* **Consegna**
Riporta senza alcuna modifica le righe dell'elenco, dalla prima fino a quella che contiene "metric-value: 79.73 xyxy=(306,455,361,482)", entrambe comprese.

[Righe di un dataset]
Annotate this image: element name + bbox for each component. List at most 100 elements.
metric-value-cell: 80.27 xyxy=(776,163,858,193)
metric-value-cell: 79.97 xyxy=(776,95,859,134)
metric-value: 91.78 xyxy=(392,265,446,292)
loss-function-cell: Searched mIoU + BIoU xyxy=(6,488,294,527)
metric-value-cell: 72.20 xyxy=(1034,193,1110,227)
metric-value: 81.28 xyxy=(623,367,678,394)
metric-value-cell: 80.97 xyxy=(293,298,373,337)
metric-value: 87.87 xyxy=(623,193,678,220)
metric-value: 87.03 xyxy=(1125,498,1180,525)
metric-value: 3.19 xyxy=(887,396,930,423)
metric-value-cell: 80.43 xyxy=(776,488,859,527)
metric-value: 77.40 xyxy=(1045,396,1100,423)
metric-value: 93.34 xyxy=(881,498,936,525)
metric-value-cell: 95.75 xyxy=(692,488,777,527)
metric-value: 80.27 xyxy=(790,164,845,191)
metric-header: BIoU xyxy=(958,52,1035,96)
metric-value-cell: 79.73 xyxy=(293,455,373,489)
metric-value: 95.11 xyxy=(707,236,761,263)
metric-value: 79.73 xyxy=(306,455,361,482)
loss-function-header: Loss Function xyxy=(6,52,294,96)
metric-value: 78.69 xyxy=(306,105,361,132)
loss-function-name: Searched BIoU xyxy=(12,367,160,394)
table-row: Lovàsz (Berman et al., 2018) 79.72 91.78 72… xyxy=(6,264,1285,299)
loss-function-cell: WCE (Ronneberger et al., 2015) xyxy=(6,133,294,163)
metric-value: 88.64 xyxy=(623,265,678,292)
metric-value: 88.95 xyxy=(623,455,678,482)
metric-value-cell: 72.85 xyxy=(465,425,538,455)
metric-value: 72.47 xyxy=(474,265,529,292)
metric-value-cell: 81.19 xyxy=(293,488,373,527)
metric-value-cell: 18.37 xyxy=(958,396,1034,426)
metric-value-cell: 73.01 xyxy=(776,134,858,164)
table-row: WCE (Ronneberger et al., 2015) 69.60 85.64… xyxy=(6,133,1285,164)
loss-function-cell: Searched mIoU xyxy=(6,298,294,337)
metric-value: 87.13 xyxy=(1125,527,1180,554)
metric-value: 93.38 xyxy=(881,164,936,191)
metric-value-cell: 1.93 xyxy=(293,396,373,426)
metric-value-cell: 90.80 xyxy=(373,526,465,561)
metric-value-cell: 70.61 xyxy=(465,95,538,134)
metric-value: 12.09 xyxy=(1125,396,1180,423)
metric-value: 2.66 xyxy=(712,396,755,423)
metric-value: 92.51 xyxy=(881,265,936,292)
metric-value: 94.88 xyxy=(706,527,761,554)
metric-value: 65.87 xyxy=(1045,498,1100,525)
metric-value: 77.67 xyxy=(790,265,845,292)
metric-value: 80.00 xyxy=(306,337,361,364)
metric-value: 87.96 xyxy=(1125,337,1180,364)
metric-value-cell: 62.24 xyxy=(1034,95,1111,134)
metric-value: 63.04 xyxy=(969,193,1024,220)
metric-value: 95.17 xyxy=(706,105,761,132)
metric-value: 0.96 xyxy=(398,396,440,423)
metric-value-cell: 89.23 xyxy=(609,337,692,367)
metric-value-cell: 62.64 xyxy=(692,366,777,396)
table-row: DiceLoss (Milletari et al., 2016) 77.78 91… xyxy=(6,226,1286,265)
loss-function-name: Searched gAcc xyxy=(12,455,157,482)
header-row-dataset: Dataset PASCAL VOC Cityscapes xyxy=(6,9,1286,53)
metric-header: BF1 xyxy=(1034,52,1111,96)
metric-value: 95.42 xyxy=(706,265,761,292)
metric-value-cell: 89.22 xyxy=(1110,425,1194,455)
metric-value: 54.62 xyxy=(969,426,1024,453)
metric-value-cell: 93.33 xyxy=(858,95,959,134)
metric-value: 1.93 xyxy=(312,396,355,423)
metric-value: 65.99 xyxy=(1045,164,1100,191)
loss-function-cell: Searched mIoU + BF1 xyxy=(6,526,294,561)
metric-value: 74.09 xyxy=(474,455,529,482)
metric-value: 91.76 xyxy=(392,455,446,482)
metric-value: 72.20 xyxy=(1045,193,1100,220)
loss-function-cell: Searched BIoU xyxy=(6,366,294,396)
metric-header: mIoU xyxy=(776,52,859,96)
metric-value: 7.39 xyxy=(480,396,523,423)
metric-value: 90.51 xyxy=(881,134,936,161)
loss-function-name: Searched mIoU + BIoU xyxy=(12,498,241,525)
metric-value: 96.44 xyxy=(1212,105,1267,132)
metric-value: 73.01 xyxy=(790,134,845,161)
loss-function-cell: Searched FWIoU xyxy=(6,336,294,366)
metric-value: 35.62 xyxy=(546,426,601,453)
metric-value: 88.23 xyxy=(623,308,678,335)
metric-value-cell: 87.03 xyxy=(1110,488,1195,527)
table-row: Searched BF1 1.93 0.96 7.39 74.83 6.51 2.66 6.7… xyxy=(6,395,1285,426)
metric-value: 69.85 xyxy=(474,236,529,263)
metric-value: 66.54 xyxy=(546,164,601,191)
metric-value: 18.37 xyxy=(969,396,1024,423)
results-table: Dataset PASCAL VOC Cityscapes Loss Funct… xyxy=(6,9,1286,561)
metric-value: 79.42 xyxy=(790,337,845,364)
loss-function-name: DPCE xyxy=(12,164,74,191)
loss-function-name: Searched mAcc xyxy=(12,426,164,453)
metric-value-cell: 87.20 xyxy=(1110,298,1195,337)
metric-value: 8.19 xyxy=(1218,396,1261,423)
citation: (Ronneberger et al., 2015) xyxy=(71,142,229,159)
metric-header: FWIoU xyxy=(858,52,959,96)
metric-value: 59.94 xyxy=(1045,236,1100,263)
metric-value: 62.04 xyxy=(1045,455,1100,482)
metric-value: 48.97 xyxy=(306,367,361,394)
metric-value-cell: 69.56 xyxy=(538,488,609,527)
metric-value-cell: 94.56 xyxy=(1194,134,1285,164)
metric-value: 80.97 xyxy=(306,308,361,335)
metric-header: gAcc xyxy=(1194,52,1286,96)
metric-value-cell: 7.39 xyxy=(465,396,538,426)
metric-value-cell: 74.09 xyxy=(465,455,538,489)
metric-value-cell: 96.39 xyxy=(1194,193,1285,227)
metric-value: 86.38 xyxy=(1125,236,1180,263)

* **Esercizio svolto**
Annotate this image: element name + bbox for each component. List at most 100 elements.
metric-value-cell: 80.27 xyxy=(776,163,858,193)
metric-value-cell: 79.97 xyxy=(776,95,859,134)
metric-value: 91.78 xyxy=(392,265,446,292)
loss-function-cell: Searched mIoU + BIoU xyxy=(6,488,294,527)
metric-value-cell: 72.20 xyxy=(1034,193,1110,227)
metric-value: 81.28 xyxy=(623,367,678,394)
metric-value-cell: 80.97 xyxy=(293,298,373,337)
metric-value: 87.87 xyxy=(623,193,678,220)
metric-value: 87.03 xyxy=(1125,498,1180,525)
metric-value: 3.19 xyxy=(887,396,930,423)
metric-value-cell: 80.43 xyxy=(776,488,859,527)
metric-value: 77.40 xyxy=(1045,396,1100,423)
metric-value: 93.34 xyxy=(881,498,936,525)
metric-value-cell: 95.75 xyxy=(692,488,777,527)
metric-value: 80.27 xyxy=(790,164,845,191)
metric-header: BIoU xyxy=(958,52,1035,96)
metric-value-cell: 79.73 xyxy=(293,455,373,489)
metric-value: 95.11 xyxy=(707,236,761,263)
metric-value: 79.73 xyxy=(306,455,361,482)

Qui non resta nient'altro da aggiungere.